#### Directive
Repeat the records below word for word, but start at the line that contains "Convert this screenshot", stop after the last line, and include nothing else.

>> START Record list

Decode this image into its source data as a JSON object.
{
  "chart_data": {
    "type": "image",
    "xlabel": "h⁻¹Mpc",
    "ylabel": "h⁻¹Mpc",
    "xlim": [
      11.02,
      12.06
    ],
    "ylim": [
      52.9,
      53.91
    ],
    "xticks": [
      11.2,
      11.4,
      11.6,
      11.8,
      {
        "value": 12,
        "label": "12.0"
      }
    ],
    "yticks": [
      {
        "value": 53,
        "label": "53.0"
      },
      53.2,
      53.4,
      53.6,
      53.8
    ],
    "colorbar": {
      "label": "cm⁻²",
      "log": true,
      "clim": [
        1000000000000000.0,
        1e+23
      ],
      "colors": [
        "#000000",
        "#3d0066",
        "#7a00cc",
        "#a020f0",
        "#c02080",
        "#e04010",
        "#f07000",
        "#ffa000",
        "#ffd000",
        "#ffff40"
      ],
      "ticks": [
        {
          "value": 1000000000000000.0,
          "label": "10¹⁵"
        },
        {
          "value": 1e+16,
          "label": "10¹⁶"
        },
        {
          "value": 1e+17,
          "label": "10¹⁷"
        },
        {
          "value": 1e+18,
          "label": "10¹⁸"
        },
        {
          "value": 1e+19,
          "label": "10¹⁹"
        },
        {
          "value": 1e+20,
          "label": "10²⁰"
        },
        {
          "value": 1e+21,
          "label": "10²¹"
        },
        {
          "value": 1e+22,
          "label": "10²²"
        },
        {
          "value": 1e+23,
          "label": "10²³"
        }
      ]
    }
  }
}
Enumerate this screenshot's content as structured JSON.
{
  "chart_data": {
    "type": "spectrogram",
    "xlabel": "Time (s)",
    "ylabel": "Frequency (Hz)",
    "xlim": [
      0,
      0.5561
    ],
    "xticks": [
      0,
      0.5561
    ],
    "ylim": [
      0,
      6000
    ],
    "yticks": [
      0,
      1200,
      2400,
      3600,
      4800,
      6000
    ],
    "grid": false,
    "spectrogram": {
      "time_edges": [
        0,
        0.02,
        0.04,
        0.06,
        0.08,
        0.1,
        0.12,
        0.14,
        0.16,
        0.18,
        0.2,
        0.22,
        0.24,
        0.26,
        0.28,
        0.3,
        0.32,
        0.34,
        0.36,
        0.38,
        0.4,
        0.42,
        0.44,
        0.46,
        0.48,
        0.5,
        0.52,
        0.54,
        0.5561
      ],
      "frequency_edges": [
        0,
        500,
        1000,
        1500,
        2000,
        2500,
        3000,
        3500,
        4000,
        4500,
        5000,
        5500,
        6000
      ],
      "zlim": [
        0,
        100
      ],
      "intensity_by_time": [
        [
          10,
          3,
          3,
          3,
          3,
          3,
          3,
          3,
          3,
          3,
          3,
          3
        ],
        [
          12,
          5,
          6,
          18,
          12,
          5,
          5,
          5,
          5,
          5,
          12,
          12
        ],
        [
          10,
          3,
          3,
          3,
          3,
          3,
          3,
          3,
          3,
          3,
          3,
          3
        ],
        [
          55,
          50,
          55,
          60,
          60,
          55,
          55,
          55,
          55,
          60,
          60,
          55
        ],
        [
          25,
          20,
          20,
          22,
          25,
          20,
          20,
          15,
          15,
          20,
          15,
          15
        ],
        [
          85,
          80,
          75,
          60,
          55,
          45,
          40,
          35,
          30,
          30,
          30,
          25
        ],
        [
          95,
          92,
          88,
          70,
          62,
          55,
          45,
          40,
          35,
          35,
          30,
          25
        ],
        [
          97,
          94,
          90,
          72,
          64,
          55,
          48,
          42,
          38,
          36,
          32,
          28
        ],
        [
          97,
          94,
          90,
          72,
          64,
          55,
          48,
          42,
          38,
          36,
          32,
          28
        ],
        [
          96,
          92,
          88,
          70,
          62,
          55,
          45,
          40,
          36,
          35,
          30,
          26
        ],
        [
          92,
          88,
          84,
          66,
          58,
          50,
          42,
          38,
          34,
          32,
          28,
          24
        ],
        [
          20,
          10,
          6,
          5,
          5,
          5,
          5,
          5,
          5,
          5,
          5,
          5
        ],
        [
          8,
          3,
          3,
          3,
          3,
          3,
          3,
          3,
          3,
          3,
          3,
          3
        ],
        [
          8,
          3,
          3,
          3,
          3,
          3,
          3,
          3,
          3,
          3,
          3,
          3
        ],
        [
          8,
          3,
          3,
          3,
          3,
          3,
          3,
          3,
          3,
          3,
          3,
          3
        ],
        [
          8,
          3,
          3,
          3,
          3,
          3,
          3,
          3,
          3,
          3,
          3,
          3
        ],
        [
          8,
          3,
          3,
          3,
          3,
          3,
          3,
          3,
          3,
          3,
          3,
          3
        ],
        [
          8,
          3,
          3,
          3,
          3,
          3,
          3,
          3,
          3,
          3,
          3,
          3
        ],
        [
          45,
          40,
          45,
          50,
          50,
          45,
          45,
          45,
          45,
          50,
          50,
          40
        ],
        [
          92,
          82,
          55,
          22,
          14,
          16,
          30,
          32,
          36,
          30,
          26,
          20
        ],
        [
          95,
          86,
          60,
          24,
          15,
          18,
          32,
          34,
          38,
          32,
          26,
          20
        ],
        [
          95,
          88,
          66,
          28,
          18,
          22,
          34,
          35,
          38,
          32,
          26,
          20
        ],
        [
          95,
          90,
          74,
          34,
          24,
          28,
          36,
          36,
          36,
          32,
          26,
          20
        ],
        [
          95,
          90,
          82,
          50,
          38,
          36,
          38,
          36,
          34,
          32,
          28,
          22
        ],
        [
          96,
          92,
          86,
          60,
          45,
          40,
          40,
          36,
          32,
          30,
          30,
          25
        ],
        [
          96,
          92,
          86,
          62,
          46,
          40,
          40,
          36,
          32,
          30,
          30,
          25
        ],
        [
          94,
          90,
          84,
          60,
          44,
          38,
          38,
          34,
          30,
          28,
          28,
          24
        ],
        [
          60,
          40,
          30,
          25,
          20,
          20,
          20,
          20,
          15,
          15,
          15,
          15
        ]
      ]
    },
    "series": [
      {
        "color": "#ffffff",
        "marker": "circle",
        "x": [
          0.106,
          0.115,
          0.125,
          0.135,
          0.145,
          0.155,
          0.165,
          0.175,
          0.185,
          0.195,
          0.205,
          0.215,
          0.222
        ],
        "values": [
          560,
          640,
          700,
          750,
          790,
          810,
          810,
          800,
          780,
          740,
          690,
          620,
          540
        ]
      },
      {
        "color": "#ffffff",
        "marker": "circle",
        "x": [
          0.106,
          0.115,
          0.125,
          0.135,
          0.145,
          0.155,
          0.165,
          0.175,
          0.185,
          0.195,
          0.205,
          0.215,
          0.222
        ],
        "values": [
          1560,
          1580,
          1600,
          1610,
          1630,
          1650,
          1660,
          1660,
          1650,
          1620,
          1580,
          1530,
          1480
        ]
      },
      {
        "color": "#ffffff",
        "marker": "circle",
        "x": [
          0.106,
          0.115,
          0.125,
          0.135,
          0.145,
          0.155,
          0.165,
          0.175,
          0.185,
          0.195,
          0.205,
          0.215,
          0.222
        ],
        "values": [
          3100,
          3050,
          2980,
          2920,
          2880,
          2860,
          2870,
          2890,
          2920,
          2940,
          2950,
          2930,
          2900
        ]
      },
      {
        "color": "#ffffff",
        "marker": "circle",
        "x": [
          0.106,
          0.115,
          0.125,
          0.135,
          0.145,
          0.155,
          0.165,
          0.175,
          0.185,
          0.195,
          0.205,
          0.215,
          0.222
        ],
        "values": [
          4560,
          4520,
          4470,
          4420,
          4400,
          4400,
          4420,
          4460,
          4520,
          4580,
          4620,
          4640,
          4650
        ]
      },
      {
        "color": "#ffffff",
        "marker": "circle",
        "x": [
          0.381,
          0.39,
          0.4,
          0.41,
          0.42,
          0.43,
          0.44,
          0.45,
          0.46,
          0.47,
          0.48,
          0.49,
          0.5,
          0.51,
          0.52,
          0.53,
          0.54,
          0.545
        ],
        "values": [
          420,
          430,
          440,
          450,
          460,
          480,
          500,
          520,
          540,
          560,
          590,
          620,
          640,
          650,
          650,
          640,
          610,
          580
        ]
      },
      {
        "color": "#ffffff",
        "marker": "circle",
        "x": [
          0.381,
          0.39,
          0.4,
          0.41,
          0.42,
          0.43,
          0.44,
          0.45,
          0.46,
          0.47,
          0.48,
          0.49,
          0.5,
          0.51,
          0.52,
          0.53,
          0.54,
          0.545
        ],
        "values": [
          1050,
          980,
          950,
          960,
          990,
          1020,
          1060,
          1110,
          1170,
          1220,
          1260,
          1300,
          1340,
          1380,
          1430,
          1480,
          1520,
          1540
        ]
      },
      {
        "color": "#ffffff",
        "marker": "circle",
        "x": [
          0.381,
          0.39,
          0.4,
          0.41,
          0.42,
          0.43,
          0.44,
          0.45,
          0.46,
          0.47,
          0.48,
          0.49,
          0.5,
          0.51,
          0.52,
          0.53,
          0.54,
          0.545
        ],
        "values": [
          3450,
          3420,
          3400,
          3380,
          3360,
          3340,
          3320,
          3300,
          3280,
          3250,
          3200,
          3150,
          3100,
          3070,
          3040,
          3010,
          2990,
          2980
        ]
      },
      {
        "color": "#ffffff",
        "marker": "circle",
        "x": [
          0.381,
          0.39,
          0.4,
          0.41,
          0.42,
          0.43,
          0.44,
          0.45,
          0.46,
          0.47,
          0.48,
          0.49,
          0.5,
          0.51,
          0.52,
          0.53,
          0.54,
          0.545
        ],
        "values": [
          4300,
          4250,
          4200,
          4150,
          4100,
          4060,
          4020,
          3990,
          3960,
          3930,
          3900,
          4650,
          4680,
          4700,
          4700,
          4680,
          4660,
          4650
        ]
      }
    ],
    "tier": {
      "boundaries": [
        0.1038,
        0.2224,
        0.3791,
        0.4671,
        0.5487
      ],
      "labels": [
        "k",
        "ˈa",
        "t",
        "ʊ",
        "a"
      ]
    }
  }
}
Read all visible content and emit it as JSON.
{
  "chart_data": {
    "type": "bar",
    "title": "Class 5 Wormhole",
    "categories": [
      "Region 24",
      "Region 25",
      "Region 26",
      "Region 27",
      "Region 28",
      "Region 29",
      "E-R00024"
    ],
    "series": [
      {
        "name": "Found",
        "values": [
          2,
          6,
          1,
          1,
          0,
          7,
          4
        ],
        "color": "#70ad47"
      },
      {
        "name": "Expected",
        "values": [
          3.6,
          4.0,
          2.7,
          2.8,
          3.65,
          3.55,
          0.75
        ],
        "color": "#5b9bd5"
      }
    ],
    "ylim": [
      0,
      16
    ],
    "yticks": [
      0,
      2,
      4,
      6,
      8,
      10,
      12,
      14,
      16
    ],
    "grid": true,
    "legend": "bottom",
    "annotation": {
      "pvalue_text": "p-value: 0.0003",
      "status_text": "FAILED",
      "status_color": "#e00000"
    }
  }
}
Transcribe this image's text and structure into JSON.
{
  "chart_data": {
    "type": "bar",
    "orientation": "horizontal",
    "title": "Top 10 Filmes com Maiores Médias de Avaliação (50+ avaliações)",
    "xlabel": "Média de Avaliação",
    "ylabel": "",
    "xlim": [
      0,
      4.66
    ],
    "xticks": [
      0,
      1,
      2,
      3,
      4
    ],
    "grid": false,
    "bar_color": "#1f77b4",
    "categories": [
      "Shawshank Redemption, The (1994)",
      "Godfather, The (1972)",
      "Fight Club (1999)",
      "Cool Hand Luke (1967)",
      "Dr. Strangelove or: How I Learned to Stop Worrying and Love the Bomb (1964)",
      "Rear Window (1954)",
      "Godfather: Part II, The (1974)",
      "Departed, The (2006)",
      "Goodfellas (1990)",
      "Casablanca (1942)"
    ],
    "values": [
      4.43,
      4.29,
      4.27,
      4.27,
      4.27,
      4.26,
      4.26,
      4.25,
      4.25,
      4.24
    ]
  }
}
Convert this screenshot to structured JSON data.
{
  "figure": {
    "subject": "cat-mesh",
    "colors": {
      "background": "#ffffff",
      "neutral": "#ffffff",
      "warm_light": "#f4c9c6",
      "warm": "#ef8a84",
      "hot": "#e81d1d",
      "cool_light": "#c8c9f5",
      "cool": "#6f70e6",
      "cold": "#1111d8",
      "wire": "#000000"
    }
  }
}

>> END Record list

#### Result of the task
Convert this screenshot to structured JSON data.
{
  "figure": {
    "subject": "cat-mesh",
    "colors": {
      "background": "#ffffff",
      "neutral": "#ffffff",
      "warm_light": "#f4c9c6",
      "warm": "#ef8a84",
      "hot": "#e81d1d",
      "cool_light": "#c8c9f5",
      "cool": "#6f70e6",
      "cold": "#1111d8",
      "wire": "#000000"
    }
  }
}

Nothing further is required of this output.